-- Exercise material --
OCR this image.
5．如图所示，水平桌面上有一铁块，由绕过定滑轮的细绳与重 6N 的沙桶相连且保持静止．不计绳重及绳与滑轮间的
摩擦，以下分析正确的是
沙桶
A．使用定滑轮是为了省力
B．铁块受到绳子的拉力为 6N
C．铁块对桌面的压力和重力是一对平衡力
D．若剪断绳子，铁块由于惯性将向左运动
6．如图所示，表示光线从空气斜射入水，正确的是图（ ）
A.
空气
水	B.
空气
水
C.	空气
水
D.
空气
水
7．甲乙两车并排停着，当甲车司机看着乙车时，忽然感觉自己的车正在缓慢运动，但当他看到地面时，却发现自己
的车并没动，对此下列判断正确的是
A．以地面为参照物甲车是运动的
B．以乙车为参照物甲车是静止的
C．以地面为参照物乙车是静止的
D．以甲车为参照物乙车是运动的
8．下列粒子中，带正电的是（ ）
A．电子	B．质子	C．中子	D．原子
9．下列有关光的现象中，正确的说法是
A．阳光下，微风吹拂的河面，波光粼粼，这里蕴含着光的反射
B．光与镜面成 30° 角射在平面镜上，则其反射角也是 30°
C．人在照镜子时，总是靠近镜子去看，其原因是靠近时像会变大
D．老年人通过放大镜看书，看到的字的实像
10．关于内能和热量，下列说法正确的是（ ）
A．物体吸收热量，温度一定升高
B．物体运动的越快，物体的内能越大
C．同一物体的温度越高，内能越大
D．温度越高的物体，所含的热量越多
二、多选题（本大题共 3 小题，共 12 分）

-- Work required --
Every line of the data above should be reproduced word for word.

-- Answer to the exercise --
OCR this image.
5．如图所示，水平桌面上有一铁块，由绕过定滑轮的细绳与重 6N 的沙桶相连且保持静止．不计绳重及绳与滑轮间的
摩擦，以下分析正确的是
沙桶
A．使用定滑轮是为了省力
B．铁块受到绳子的拉力为 6N
C．铁块对桌面的压力和重力是一对平衡力
D．若剪断绳子，铁块由于惯性将向左运动
6．如图所示，表示光线从空气斜射入水，正确的是图（ ）
A.
空气
水	B.
空气
水
C.	空气
水
D.
空气
水
7．甲乙两车并排停着，当甲车司机看着乙车时，忽然感觉自己的车正在缓慢运动，但当他看到地面时，却发现自己
的车并没动，对此下列判断正确的是
A．以地面为参照物甲车是运动的
B．以乙车为参照物甲车是静止的
C．以地面为参照物乙车是静止的
D．以甲车为参照物乙车是运动的
8．下列粒子中，带正电的是（ ）
A．电子	B．质子	C．中子	D．原子
9．下列有关光的现象中，正确的说法是
A．阳光下，微风吹拂的河面，波光粼粼，这里蕴含着光的反射
B．光与镜面成 30° 角射在平面镜上，则其反射角也是 30°
C．人在照镜子时，总是靠近镜子去看，其原因是靠近时像会变大
D．老年人通过放大镜看书，看到的字的实像
10．关于内能和热量，下列说法正确的是（ ）
A．物体吸收热量，温度一定升高
B．物体运动的越快，物体的内能越大
C．同一物体的温度越高，内能越大
D．温度越高的物体，所含的热量越多
二、多选题（本大题共 3 小题，共 12 分）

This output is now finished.